• [Saved entries]:
★ ★ ★ ★

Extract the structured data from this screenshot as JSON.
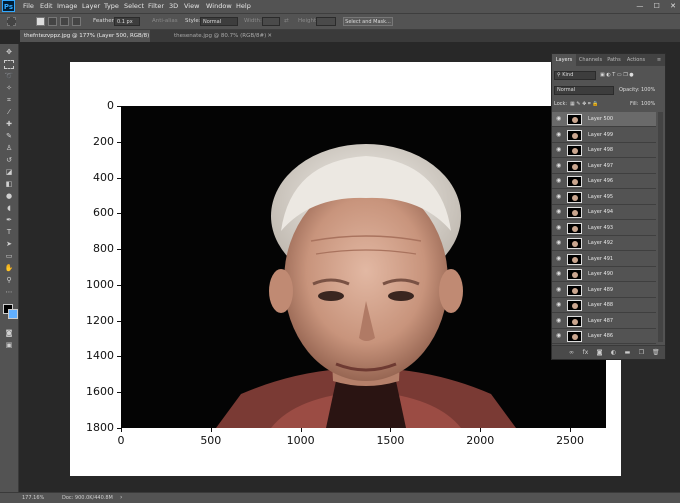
{
  "app": {
    "logo": "Ps"
  },
  "menu": [
    "File",
    "Edit",
    "Image",
    "Layer",
    "Type",
    "Select",
    "Filter",
    "3D",
    "View",
    "Window",
    "Help"
  ],
  "window_controls": {
    "minimize": "—",
    "maximize": "☐",
    "close": "✕"
  },
  "options": {
    "feather_label": "Feather:",
    "feather_value": "0.1 px",
    "anti_alias_label": "Anti-alias",
    "style_label": "Style:",
    "style_value": "Normal",
    "width_label": "Width:",
    "height_label": "Height:",
    "select_mask_label": "Select and Mask..."
  },
  "tabs": [
    {
      "label": "thefntezvppz.jpg @ 177% (Layer 500, RGB/8) *",
      "close": "✕"
    },
    {
      "label": "thesenate.jpg @ 80.7% (RGB/8#)",
      "close": "✕"
    }
  ],
  "chart_data": {
    "type": "heatmap",
    "title": "",
    "xlabel": "",
    "ylabel": "",
    "x_ticks": [
      0,
      500,
      1000,
      1500,
      2000,
      2500
    ],
    "y_ticks": [
      0,
      200,
      400,
      600,
      800,
      1000,
      1200,
      1400,
      1600,
      1800
    ],
    "xlim": [
      0,
      2700
    ],
    "ylim": [
      1800,
      0
    ],
    "grid": false
  },
  "layers_panel": {
    "tabs": [
      "Layers",
      "Channels",
      "Paths",
      "Actions"
    ],
    "kind_label": "Kind",
    "blend_mode": "Normal",
    "opacity_label": "Opacity:",
    "opacity_value": "100%",
    "lock_label": "Lock:",
    "fill_label": "Fill:",
    "fill_value": "100%",
    "layers": [
      "Layer 500",
      "Layer 499",
      "Layer 498",
      "Layer 497",
      "Layer 496",
      "Layer 495",
      "Layer 494",
      "Layer 493",
      "Layer 492",
      "Layer 491",
      "Layer 490",
      "Layer 489",
      "Layer 488",
      "Layer 487",
      "Layer 486"
    ]
  },
  "status": {
    "zoom": "177.16%",
    "doc": "Doc: 900.0K/440.8M"
  },
  "colors": {
    "foreground": "#000000",
    "background": "#ffffff",
    "accent": "#31a8ff"
  }
}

★ ★ ★ ★

Search the records above for "Select". Copy each line where it is found.

• [Correct answer]:
    "Select",
    "select_mask_label": "Select and Mask..."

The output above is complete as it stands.